--- start Listed entries ---
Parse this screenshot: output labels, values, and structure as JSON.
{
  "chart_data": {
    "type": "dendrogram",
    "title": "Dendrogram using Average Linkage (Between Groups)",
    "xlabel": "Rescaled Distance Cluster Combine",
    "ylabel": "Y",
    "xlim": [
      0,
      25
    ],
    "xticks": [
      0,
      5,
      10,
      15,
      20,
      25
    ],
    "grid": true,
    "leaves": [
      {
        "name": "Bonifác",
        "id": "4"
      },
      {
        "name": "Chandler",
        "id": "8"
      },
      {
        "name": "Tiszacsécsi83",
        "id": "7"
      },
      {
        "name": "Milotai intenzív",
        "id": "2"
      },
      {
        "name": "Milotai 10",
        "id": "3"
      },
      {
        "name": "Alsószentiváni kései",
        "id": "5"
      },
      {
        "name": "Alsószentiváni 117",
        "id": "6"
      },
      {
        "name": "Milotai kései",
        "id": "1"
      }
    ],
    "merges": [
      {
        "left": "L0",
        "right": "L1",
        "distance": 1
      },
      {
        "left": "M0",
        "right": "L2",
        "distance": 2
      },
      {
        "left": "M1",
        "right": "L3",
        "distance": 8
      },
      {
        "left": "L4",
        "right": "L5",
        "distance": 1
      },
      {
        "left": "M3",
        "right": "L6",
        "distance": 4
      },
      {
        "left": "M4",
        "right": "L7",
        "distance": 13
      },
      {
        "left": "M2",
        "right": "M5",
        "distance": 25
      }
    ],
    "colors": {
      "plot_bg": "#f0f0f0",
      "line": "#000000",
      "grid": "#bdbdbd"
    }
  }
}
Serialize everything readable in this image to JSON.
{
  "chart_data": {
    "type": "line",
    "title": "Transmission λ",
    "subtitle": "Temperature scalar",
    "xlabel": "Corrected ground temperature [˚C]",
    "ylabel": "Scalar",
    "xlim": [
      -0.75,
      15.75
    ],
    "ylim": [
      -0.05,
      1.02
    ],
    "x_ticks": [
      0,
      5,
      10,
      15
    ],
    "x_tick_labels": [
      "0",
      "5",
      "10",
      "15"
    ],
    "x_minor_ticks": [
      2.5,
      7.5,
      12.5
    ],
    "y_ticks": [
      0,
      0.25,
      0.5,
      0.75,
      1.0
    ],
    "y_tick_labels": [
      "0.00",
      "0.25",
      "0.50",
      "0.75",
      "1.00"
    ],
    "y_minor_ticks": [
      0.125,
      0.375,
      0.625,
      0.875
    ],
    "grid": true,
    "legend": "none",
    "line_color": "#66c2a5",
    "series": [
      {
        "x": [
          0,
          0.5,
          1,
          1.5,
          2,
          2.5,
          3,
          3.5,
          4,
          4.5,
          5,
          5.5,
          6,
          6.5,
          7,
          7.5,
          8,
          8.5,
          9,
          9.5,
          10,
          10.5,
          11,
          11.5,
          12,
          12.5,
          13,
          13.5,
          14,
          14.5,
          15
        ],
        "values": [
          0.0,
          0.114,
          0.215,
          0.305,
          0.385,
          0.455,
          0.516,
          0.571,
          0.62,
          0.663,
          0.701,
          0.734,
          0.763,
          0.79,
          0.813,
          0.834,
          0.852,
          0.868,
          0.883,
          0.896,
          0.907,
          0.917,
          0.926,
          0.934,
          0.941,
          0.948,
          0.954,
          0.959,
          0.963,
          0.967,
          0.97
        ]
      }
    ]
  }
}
--- end Listed entries ---
--- start Listed entries ---
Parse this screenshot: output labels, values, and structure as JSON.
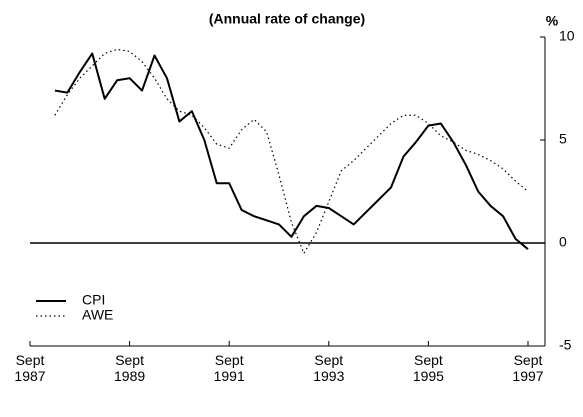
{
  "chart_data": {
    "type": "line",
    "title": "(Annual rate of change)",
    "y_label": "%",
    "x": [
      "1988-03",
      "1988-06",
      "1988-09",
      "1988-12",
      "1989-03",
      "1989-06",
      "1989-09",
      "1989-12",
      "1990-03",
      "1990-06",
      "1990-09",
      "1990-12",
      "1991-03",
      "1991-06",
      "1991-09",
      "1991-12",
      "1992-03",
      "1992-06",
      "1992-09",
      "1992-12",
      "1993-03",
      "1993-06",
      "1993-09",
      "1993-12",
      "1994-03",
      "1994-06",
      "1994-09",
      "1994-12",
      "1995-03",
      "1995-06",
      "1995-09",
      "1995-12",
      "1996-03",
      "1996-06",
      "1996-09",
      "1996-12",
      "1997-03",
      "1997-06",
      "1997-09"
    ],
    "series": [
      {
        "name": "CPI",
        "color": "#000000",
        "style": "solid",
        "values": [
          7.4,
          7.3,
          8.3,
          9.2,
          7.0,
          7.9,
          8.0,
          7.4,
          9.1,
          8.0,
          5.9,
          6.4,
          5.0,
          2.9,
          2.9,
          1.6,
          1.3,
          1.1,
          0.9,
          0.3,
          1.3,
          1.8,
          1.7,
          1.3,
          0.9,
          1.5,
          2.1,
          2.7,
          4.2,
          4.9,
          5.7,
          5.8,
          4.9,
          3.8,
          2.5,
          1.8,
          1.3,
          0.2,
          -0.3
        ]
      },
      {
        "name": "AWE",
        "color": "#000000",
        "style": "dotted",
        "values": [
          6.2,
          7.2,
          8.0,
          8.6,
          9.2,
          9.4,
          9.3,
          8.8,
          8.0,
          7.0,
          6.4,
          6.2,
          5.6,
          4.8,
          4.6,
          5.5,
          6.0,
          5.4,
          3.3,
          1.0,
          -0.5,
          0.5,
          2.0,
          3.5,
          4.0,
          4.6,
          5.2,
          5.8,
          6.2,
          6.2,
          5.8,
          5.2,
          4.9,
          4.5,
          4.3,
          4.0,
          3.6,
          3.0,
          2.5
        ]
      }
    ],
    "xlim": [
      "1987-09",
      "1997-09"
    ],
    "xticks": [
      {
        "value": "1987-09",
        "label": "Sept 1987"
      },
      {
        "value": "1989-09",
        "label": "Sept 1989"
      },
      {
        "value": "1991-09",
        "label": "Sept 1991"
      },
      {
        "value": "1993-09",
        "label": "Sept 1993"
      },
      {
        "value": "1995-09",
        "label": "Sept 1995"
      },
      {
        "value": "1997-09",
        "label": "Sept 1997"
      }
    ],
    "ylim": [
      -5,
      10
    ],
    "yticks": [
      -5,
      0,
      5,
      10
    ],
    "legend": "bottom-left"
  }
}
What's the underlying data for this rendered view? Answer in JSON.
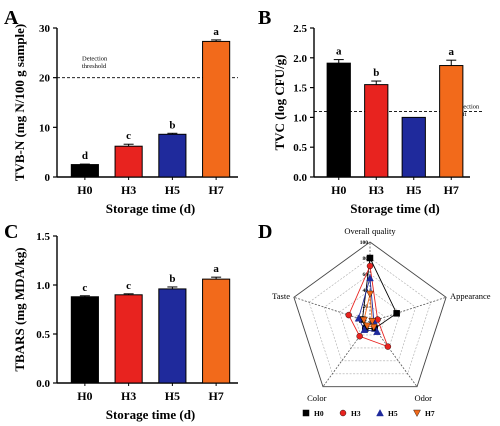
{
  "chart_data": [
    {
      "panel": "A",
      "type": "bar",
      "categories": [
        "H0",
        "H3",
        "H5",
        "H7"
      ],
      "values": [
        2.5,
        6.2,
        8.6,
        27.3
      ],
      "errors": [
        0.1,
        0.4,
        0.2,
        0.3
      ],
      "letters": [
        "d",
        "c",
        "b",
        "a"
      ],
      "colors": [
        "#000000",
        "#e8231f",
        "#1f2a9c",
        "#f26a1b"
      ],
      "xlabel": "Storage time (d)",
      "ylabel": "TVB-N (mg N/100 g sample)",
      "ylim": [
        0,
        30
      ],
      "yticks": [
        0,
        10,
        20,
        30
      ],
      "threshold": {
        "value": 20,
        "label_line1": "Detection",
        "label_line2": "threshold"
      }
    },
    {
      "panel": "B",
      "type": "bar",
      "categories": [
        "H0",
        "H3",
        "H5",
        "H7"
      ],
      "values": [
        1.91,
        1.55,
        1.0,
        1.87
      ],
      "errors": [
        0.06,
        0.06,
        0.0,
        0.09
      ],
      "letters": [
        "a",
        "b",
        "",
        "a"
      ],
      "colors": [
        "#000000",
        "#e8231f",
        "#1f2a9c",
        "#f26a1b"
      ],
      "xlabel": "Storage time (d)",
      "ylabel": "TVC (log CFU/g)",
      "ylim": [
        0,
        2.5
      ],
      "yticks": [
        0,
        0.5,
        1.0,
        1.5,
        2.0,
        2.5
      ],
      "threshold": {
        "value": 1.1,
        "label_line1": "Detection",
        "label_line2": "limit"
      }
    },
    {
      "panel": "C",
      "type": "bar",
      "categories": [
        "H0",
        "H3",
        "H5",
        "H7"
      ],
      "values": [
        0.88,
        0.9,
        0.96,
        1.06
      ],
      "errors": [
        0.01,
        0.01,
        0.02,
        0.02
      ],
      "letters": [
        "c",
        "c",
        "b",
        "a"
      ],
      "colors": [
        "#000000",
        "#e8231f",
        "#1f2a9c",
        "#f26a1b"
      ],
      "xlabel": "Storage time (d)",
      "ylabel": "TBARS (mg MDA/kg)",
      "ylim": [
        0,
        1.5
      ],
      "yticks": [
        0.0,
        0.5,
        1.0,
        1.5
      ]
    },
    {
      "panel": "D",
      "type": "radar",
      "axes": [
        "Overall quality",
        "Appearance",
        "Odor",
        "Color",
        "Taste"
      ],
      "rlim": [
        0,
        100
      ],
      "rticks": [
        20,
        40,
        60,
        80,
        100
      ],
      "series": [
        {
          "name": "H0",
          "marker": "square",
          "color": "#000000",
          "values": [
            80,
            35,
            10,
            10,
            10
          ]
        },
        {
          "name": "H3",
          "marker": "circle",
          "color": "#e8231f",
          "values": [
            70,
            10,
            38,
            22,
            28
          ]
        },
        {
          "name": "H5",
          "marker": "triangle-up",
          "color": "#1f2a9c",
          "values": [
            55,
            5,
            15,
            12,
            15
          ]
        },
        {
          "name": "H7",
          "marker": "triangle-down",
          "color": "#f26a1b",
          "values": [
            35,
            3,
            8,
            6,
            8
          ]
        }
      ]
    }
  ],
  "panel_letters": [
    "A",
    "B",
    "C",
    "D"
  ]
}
--- end Listed entries ---
What the task requires:
Using the records above, select and copy every line that has the word "kései".

Task response:
        "name": "Alsószentiváni kései",
        "name": "Milotai kései",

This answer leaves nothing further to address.